====== FRAGMENTO PARA LEER ======

No hubo una noche, sino muchas noches de espera en El Pardo. Cuando dejábamos preparado el material para el diario hablado de las 22 horas, el destino no era una de las habituales cenas de fin de jornada en la ciudad (“¿Dónde cenamos esta noche?”, era el grito de guerra de Magín Revillo al final de la jornada) sino los aledaños del palacio. Alguna vez recalamos en la Quinta y en el merendero que sigue existiendo, donde compartías el final de la cena con los jabalíes que bajaban del monte en busca de comida. “Si es que parecemos como estos bichos en busca de carnaza informativa”.

El parte y los partes médicos
En aquel tiempo se hablaba de política en voz baja; cualquier cosa podía alertar a un policía o a un informante. La prensa escondía más de lo que contaba. La radio, y no digamos la televisión, estaban totalmente controladas en sus mensajes. Así que aquellas noches de transistor abierto, esperando el parte médico definitivo, eran como una antesala a la libertad.
El proceso fue muy largo, hasta el punto de que los nombres del equipo médico habitual empezaron a hacerse familiares. Los textos eran tan técnicos que parecían un arcano para descifrar qué enfermedad padecía el caudillo, en qué fase estaba y el nivel de gravedad. Antes de llevarle al Hospital de La Paz y permanecer intubado, se decía que incluso había sido operado de urgencias en un quirófano improvisado en el cuartel ubicado a la derecha de la carretera que conduce al Palacio de El Pardo. Incluso se dijo que lo llevaron envuelto en una alfombra. Todo era tan secreto que los rumores crecían como la espuma, cada día más complejos y hasta más estrambóticos.
Todo se hacía —y así lo relata Aguilar en su “última crónica del franquismo”— esperpéntico. Al fin y al cabo, aquel personaje que se creía inmortal iba a morir y, muy probablemente, moriría con él su régimen, y “no había costumbre” de esperar tales acontecimientos tras aquellos años de “calma, embrutecimiento y modorra”, como escribió Juan Goytisolo.

====== DATOS PARA REVISAR ======

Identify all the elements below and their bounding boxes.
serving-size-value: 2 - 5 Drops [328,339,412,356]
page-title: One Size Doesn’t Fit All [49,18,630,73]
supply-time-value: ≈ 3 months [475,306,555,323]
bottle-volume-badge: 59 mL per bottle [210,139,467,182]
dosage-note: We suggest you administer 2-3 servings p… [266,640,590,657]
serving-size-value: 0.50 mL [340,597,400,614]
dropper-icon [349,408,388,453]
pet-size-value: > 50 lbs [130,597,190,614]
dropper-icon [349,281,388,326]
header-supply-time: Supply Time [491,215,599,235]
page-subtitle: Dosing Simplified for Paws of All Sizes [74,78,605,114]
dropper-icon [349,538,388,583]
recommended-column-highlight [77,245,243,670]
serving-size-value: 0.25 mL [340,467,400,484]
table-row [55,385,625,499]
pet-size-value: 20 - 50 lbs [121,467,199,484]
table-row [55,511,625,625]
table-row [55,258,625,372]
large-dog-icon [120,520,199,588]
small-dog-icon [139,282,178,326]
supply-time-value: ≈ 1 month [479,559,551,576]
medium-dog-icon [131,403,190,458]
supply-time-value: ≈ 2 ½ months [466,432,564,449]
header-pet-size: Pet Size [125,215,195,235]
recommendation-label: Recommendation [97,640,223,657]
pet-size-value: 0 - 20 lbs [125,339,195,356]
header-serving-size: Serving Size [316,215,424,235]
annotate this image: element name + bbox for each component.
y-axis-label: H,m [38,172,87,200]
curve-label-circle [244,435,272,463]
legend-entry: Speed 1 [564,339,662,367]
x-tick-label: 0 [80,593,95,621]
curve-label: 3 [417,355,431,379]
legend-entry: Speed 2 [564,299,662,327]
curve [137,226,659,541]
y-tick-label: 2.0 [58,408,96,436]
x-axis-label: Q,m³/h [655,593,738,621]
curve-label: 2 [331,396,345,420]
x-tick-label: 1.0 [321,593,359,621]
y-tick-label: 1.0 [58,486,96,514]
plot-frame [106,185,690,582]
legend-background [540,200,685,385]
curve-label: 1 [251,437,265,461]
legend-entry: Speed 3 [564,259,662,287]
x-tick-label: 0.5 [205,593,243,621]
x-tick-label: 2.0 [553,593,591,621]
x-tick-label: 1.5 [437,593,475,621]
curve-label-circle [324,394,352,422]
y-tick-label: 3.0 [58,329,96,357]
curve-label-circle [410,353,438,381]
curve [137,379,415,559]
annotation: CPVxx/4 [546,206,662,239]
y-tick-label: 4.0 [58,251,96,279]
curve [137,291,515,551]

======

* **TAREAS DEL EJERCICIO**
1) Por favor, enumera todas las personas que aparecen mencionadas con su nombre en el fragmento sobre las noches de espera en El Pardo.
2) Sigue escribiendo el fragmento sobre las noches de espera en El Pardo a partir de su última frase.
El listado no interviene en este ejercicio.

* **RESULTADOS**
1) Magín Revillo, Aguilar y Juan Goytisolo.

2)
A veces no era un rumor, sino un signo. El mínimo elemento era estudiado y aquilatado con la minuciosidad del que debe interpretar a falta de información completa. Pero, sin duda, iban produciéndose hechos irrefutables que hablaban a las claras del comportamiento del régimen nacido de una victoria guerrera, como el sonido distante de la descarga de los fusilamientos en Hoyo de Manzanares. Es el episodio más dramático de los relatados por Aguilar, uno de los pocos testigos presentes en el acuartelamiento.
Luego vendrían las obligadas manifestaciones de apoyo al caudillo en la Plaza de Oriente. Recuerdo cuando, trabajando en Cambio16, Aguilar me encargó que descifrase aquella patraña del millón de personas en la Plaza de Oriente vitoreando a Franco. “Si quitas los parterres y las fuentes, no hay espacio para tantos…”. Así que tuvimos que recurrir a un arquitecto para asegurarnos de que el régimen también mentía en esto de las adhesiones inquebrantables.
Este Aguilar solvente, agudo, irónico, se muestra en su esplendor relatando aquellos días finales de un personaje que amordazó un país durante cuarenta años y que murió como en una novela radiofónica de intriga, parte médico tras parte médico, en la que los que estábamos de oyentes esperábamos por fin que se abriesen las ventanas de la libertad. Franco, ese hombre, resultó ser mortal.

---
Miguel Ángel Aguilar. No había costumbre. Crónica de la muerte de Franco.
Editorial Ladera Norte. Madrid. 2025. 147 páginas.